## Task description
Isolate every line in the records below with "including" in it.

## Source data
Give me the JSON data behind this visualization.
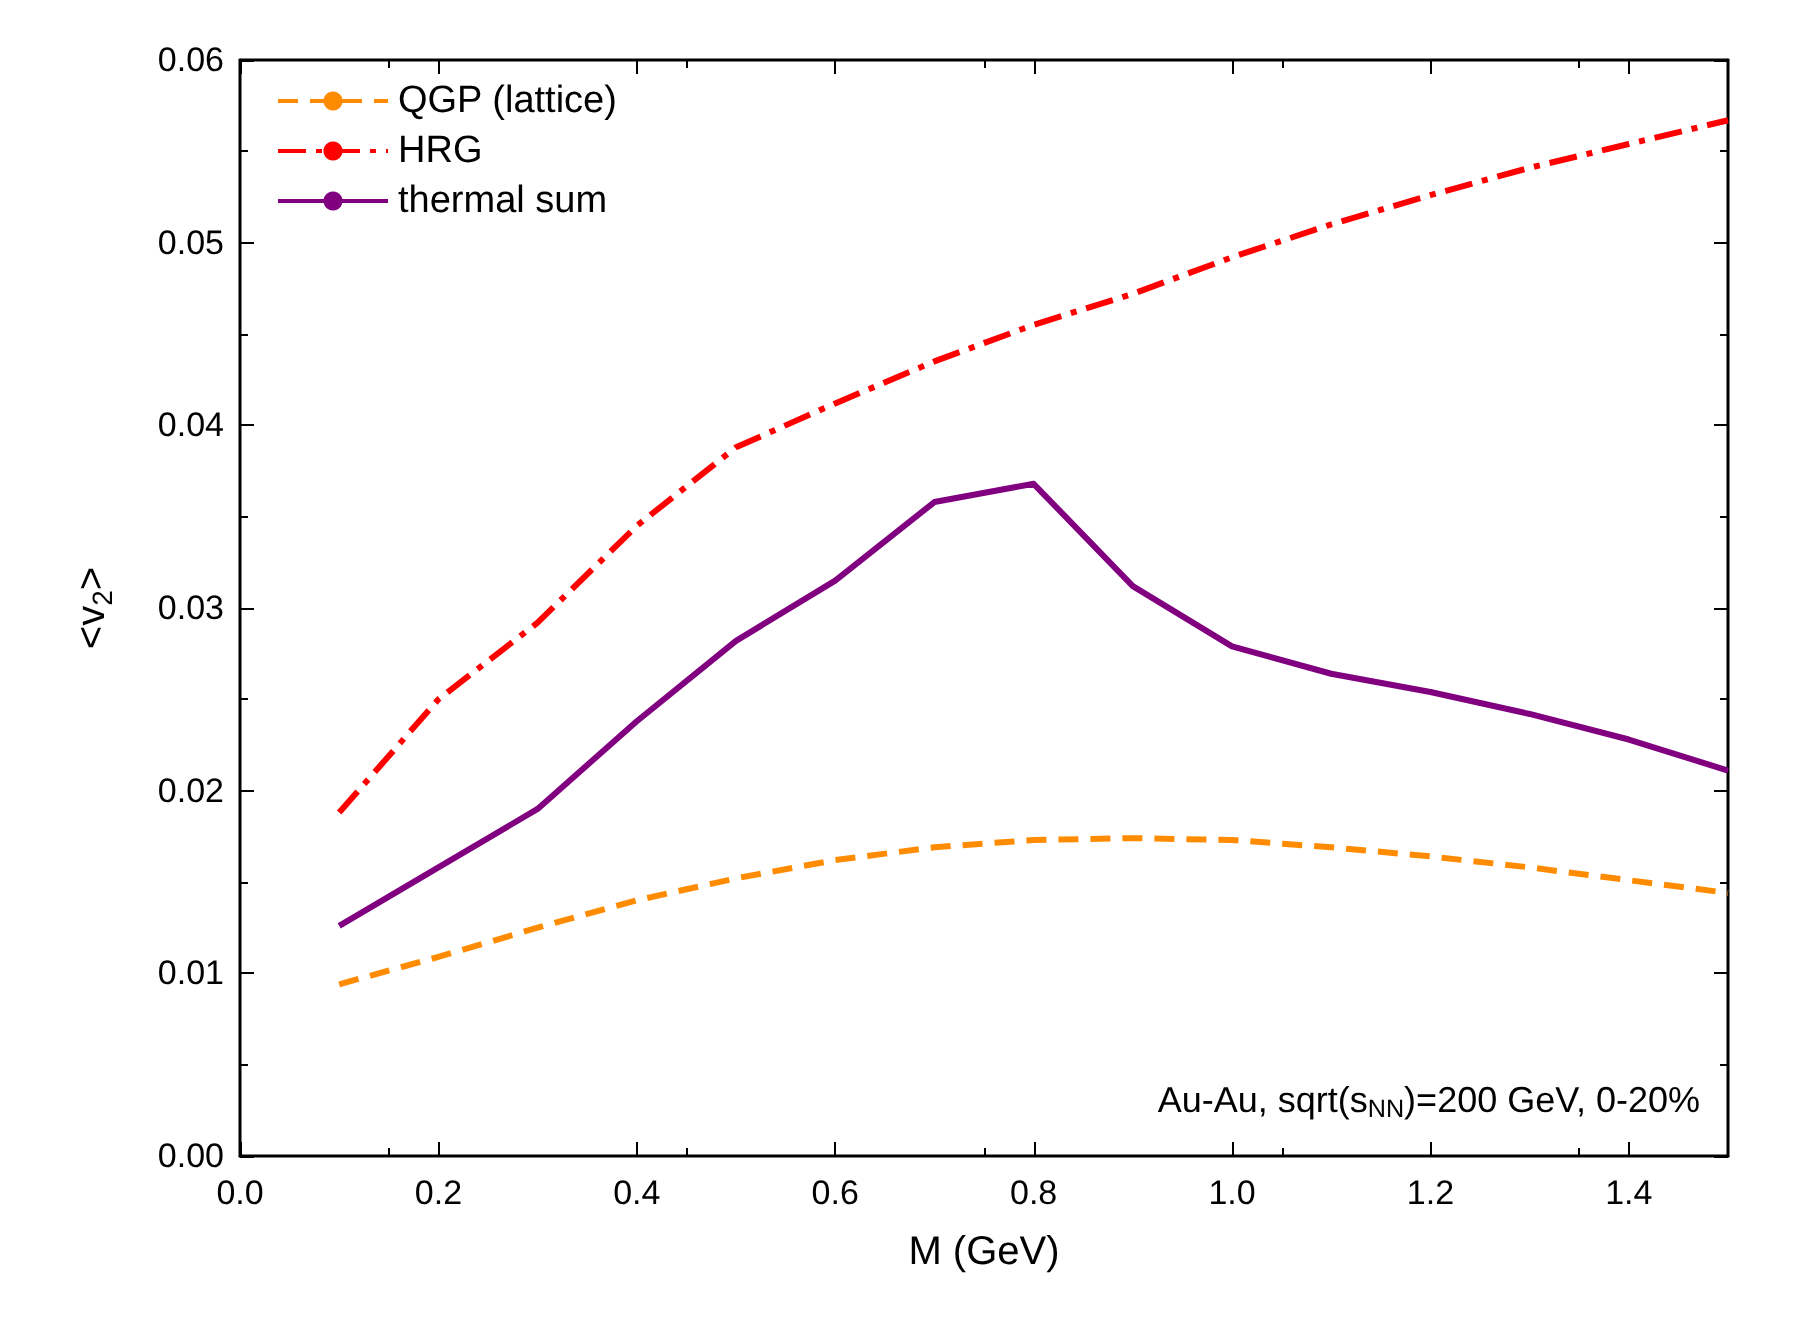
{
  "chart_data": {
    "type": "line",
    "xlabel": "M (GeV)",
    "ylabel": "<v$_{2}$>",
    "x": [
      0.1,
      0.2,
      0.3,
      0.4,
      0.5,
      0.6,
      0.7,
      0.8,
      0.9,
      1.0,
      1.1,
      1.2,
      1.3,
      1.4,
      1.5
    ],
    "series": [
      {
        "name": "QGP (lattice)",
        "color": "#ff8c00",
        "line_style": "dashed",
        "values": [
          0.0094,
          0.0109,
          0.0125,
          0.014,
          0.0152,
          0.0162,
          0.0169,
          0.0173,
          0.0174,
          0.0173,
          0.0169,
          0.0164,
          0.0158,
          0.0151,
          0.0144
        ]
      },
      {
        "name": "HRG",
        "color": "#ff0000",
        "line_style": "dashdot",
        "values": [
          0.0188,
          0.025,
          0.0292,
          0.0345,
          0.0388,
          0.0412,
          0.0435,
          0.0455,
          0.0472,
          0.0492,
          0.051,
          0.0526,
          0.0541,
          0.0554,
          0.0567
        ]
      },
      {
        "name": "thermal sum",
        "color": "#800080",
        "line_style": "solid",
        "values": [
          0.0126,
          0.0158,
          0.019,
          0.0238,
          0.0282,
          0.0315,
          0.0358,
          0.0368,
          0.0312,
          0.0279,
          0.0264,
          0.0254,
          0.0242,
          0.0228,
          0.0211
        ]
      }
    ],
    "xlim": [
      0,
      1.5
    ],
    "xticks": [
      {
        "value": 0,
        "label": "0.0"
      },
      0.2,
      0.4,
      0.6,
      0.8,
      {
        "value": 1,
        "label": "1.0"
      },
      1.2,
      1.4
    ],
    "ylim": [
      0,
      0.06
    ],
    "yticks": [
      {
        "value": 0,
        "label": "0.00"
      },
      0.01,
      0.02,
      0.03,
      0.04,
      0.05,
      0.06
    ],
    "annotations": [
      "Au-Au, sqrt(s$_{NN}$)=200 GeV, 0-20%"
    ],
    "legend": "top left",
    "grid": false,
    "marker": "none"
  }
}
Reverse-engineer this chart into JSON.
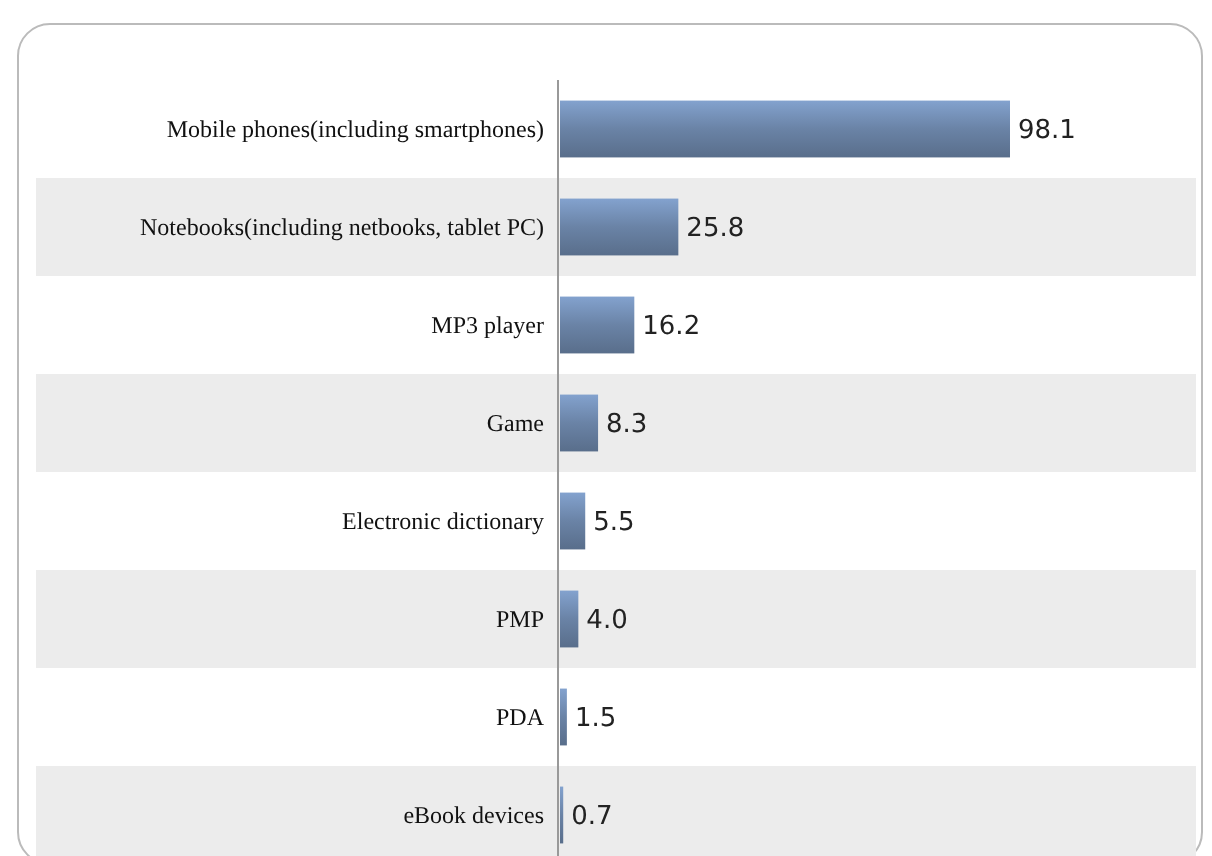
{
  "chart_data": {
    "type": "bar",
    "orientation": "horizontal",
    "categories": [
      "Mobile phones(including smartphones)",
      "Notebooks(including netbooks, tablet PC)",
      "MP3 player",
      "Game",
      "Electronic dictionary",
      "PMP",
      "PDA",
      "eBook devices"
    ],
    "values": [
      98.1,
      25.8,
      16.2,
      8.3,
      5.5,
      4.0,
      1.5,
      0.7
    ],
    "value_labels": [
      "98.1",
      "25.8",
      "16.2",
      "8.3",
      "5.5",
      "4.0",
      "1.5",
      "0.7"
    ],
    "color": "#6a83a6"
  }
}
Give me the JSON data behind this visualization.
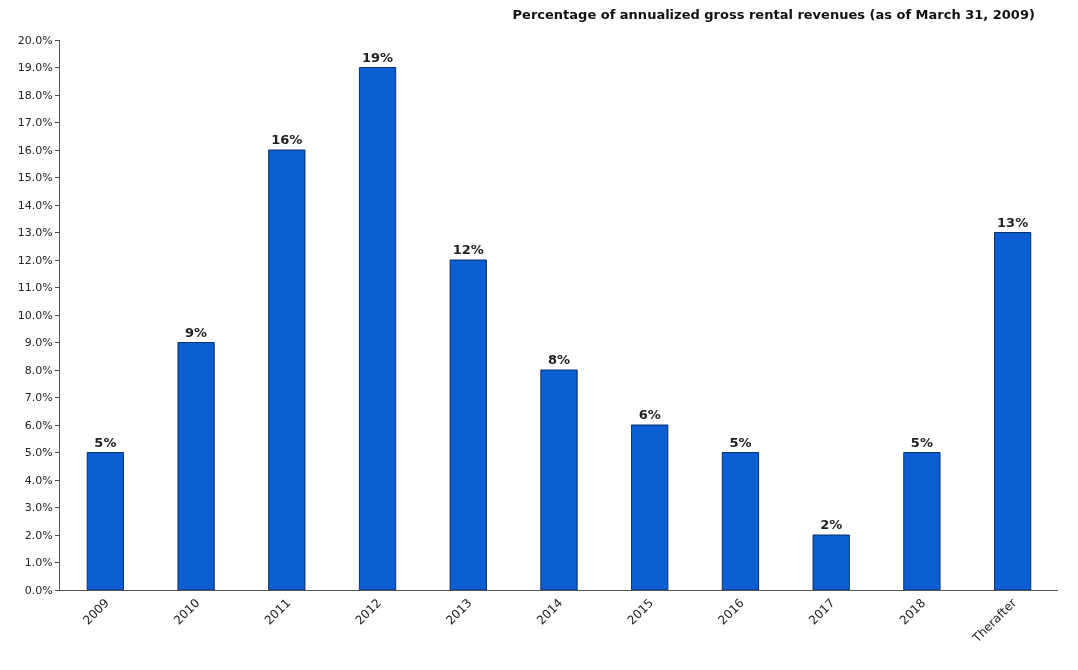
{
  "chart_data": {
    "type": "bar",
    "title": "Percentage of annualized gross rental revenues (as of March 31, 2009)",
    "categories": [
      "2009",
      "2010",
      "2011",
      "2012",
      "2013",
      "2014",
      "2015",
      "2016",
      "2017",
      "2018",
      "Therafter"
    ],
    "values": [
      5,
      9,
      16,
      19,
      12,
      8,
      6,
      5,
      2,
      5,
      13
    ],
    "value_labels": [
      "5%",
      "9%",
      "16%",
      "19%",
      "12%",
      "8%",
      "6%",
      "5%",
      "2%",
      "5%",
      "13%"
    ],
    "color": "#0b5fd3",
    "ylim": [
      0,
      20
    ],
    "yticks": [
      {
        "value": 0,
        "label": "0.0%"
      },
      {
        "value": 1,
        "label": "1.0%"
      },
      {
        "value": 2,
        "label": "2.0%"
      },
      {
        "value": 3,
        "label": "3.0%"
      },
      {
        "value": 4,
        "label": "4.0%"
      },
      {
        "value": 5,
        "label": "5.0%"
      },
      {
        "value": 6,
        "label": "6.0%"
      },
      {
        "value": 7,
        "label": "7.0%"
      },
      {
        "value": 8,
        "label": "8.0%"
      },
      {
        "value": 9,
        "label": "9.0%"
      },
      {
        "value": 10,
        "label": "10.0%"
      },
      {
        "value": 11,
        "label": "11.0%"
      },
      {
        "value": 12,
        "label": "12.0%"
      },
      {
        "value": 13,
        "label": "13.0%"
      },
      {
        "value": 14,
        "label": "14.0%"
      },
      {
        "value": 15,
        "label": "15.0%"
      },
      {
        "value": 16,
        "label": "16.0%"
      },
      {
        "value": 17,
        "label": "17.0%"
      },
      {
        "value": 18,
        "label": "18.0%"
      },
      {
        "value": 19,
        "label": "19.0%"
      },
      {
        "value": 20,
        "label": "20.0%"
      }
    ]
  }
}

## Reply
      "Mobile phones(including smartphones)",
      "Notebooks(including netbooks, tablet PC)",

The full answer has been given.